* To be done
Carry none of the pictures over; set down the material below exactly.

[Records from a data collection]
(begin)

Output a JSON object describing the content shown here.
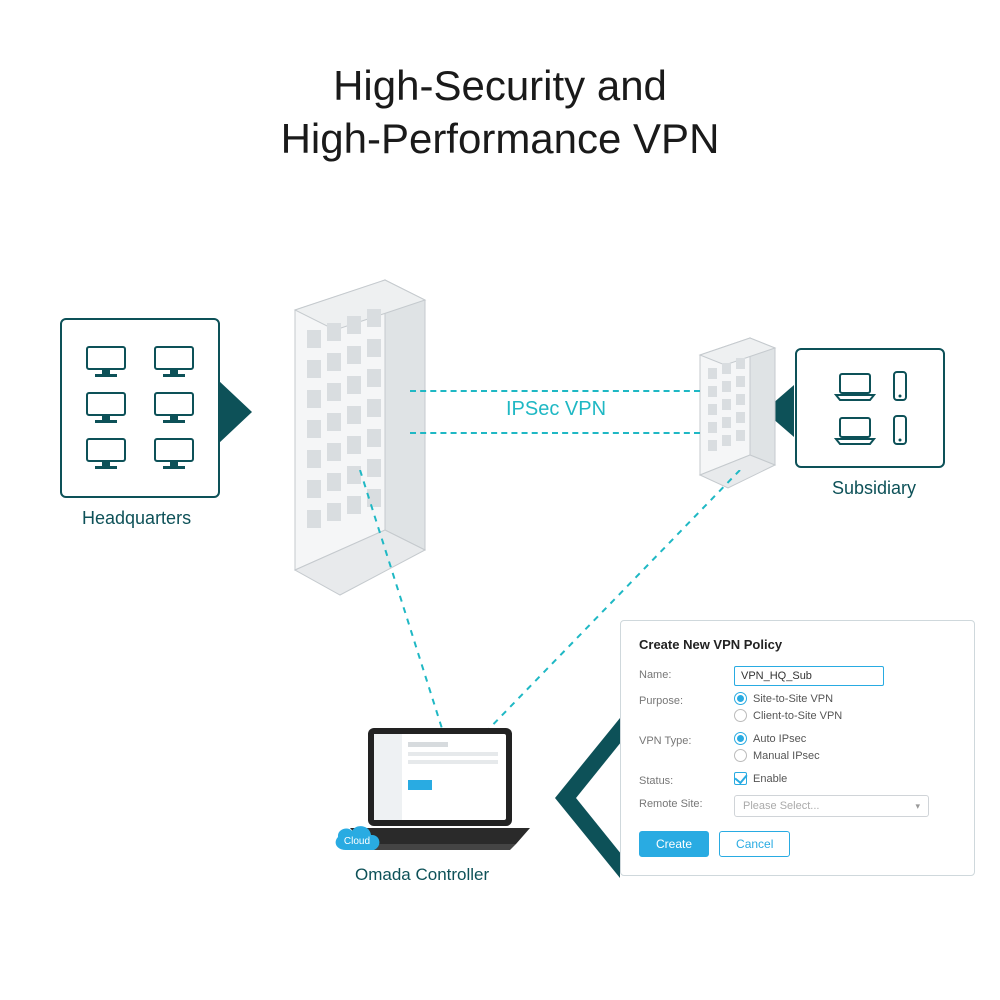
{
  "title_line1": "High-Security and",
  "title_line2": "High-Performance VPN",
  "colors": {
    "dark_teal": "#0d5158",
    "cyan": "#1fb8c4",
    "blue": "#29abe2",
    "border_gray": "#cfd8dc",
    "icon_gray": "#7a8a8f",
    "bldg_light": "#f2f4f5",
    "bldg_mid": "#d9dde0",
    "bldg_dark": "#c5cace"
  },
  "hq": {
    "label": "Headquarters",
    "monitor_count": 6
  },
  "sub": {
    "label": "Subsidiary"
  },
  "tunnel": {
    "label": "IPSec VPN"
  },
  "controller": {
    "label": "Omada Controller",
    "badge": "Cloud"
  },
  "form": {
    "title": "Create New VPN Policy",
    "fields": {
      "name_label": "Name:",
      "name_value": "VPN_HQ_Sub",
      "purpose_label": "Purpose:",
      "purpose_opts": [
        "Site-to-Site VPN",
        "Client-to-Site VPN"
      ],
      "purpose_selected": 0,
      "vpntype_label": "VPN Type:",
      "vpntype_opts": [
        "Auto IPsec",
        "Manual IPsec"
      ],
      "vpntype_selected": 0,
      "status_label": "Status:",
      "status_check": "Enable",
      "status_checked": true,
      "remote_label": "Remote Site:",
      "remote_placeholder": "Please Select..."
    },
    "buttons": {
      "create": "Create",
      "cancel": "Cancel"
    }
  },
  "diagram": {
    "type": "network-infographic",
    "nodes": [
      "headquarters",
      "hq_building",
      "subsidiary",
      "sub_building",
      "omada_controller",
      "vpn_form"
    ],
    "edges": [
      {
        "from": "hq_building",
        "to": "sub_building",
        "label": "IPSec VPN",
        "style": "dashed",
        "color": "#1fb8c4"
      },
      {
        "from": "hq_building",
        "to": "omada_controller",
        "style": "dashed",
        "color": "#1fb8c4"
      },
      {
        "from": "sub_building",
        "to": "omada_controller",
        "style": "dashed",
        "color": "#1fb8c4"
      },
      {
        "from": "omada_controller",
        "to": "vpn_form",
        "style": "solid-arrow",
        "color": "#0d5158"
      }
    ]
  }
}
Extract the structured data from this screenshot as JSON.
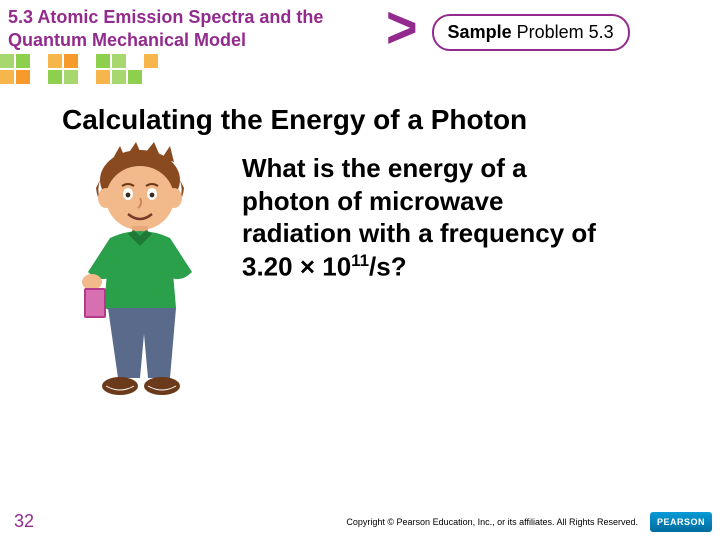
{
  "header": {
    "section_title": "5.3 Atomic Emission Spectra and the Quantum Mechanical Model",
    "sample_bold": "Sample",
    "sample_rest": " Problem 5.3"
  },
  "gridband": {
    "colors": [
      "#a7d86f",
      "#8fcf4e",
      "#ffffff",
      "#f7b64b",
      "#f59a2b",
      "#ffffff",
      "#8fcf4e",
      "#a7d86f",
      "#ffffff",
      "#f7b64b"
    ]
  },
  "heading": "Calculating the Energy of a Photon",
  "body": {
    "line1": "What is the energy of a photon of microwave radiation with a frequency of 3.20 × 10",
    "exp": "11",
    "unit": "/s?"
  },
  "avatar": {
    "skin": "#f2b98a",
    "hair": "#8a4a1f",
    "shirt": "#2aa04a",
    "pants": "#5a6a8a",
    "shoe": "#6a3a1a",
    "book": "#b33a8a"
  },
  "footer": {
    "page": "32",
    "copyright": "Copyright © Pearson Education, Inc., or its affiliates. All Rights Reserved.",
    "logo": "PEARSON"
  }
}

(end)

* Correct result
Output a JSON object describing the content shown here.
{
  "title_line1": "High-Security and",
  "title_line2": "High-Performance VPN",
  "colors": {
    "dark_teal": "#0d5158",
    "cyan": "#1fb8c4",
    "blue": "#29abe2",
    "border_gray": "#cfd8dc",
    "icon_gray": "#7a8a8f",
    "bldg_light": "#f2f4f5",
    "bldg_mid": "#d9dde0",
    "bldg_dark": "#c5cace"
  },
  "hq": {
    "label": "Headquarters",
    "monitor_count": 6
  },
  "sub": {
    "label": "Subsidiary"
  },
  "tunnel": {
    "label": "IPSec VPN"
  },
  "controller": {
    "label": "Omada Controller",
    "badge": "Cloud"
  },
  "form": {
    "title": "Create New VPN Policy",
    "fields": {
      "name_label": "Name:",
      "name_value": "VPN_HQ_Sub",
      "purpose_label": "Purpose:",
      "purpose_opts": [
        "Site-to-Site VPN",
        "Client-to-Site VPN"
      ],
      "purpose_selected": 0,
      "vpntype_label": "VPN Type:",
      "vpntype_opts": [
        "Auto IPsec",
        "Manual IPsec"
      ],
      "vpntype_selected": 0,
      "status_label": "Status:",
      "status_check": "Enable",
      "status_checked": true,
      "remote_label": "Remote Site:",
      "remote_placeholder": "Please Select..."
    },
    "buttons": {
      "create": "Create",
      "cancel": "Cancel"
    }
  },
  "diagram": {
    "type": "network-infographic",
    "nodes": [
      "headquarters",
      "hq_building",
      "subsidiary",
      "sub_building",
      "omada_controller",
      "vpn_form"
    ],
    "edges": [
      {
        "from": "hq_building",
        "to": "sub_building",
        "label": "IPSec VPN",
        "style": "dashed",
        "color": "#1fb8c4"
      },
      {
        "from": "hq_building",
        "to": "omada_controller",
        "style": "dashed",
        "color": "#1fb8c4"
      },
      {
        "from": "sub_building",
        "to": "omada_controller",
        "style": "dashed",
        "color": "#1fb8c4"
      },
      {
        "from": "omada_controller",
        "to": "vpn_form",
        "style": "solid-arrow",
        "color": "#0d5158"
      }
    ]
  }
}
Extract the structured data from this screenshot as JSON.
{
  "header": {
    "section_title": "5.3 Atomic Emission Spectra and the Quantum Mechanical Model",
    "sample_bold": "Sample",
    "sample_rest": " Problem 5.3"
  },
  "gridband": {
    "colors": [
      "#a7d86f",
      "#8fcf4e",
      "#ffffff",
      "#f7b64b",
      "#f59a2b",
      "#ffffff",
      "#8fcf4e",
      "#a7d86f",
      "#ffffff",
      "#f7b64b"
    ]
  },
  "heading": "Calculating the Energy of a Photon",
  "body": {
    "line1": "What is the energy of a photon of microwave radiation with a frequency of 3.20 × 10",
    "exp": "11",
    "unit": "/s?"
  },
  "avatar": {
    "skin": "#f2b98a",
    "hair": "#8a4a1f",
    "shirt": "#2aa04a",
    "pants": "#5a6a8a",
    "shoe": "#6a3a1a",
    "book": "#b33a8a"
  },
  "footer": {
    "page": "32",
    "copyright": "Copyright © Pearson Education, Inc., or its affiliates. All Rights Reserved.",
    "logo": "PEARSON"
  }
}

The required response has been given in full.